• [Written request] Restate the listing below word for word, omitting any images.

• [Dataset entries]
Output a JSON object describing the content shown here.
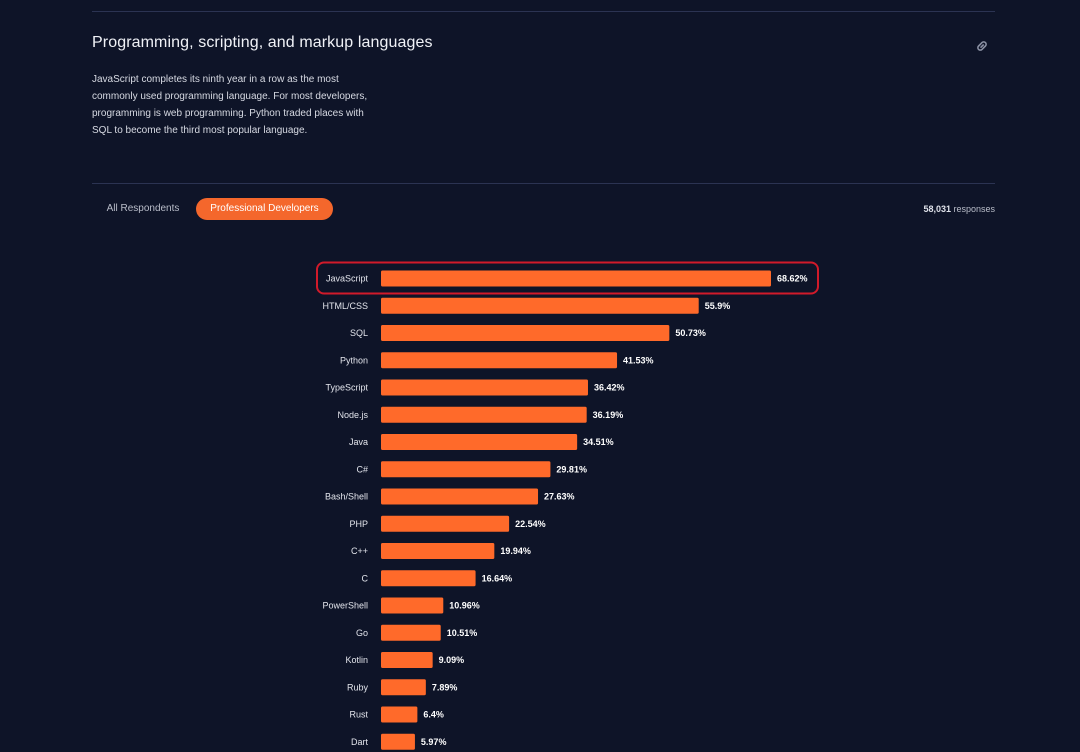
{
  "section": {
    "title": "Programming, scripting, and markup languages",
    "description": "JavaScript completes its ninth year in a row as the most commonly used programming language. For most developers, programming is web programming. Python traded places with SQL to become the third most popular language.",
    "link_icon": "link-icon"
  },
  "tabs": {
    "all_label": "All Respondents",
    "pro_label": "Professional Developers",
    "active": "Professional Developers"
  },
  "responses": {
    "count": "58,031",
    "suffix": " responses"
  },
  "colors": {
    "background": "#0e1428",
    "bar": "#ff6a2a",
    "accent_tab": "#f4672c",
    "highlight_border": "#d11a2a"
  },
  "chart_data": {
    "type": "bar",
    "orientation": "horizontal",
    "categories": [
      "JavaScript",
      "HTML/CSS",
      "SQL",
      "Python",
      "TypeScript",
      "Node.js",
      "Java",
      "C#",
      "Bash/Shell",
      "PHP",
      "C++",
      "C",
      "PowerShell",
      "Go",
      "Kotlin",
      "Ruby",
      "Rust",
      "Dart"
    ],
    "values": [
      68.62,
      55.9,
      50.73,
      41.53,
      36.42,
      36.19,
      34.51,
      29.81,
      27.63,
      22.54,
      19.94,
      16.64,
      10.96,
      10.51,
      9.09,
      7.89,
      6.4,
      5.97
    ],
    "value_labels": [
      "68.62%",
      "55.9%",
      "50.73%",
      "41.53%",
      "36.42%",
      "36.19%",
      "34.51%",
      "29.81%",
      "27.63%",
      "22.54%",
      "19.94%",
      "16.64%",
      "10.96%",
      "10.51%",
      "9.09%",
      "7.89%",
      "6.4%",
      "5.97%"
    ],
    "highlighted": "JavaScript",
    "grid": false,
    "legend": "none"
  }
}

• [Response]
Output a JSON object describing the content shown here.
{
  "section": {
    "title": "Programming, scripting, and markup languages",
    "description": "JavaScript completes its ninth year in a row as the most commonly used programming language. For most developers, programming is web programming. Python traded places with SQL to become the third most popular language.",
    "link_icon": "link-icon"
  },
  "tabs": {
    "all_label": "All Respondents",
    "pro_label": "Professional Developers",
    "active": "Professional Developers"
  },
  "responses": {
    "count": "58,031",
    "suffix": " responses"
  },
  "colors": {
    "background": "#0e1428",
    "bar": "#ff6a2a",
    "accent_tab": "#f4672c",
    "highlight_border": "#d11a2a"
  },
  "chart_data": {
    "type": "bar",
    "orientation": "horizontal",
    "categories": [
      "JavaScript",
      "HTML/CSS",
      "SQL",
      "Python",
      "TypeScript",
      "Node.js",
      "Java",
      "C#",
      "Bash/Shell",
      "PHP",
      "C++",
      "C",
      "PowerShell",
      "Go",
      "Kotlin",
      "Ruby",
      "Rust",
      "Dart"
    ],
    "values": [
      68.62,
      55.9,
      50.73,
      41.53,
      36.42,
      36.19,
      34.51,
      29.81,
      27.63,
      22.54,
      19.94,
      16.64,
      10.96,
      10.51,
      9.09,
      7.89,
      6.4,
      5.97
    ],
    "value_labels": [
      "68.62%",
      "55.9%",
      "50.73%",
      "41.53%",
      "36.42%",
      "36.19%",
      "34.51%",
      "29.81%",
      "27.63%",
      "22.54%",
      "19.94%",
      "16.64%",
      "10.96%",
      "10.51%",
      "9.09%",
      "7.89%",
      "6.4%",
      "5.97%"
    ],
    "highlighted": "JavaScript",
    "grid": false,
    "legend": "none"
  }
}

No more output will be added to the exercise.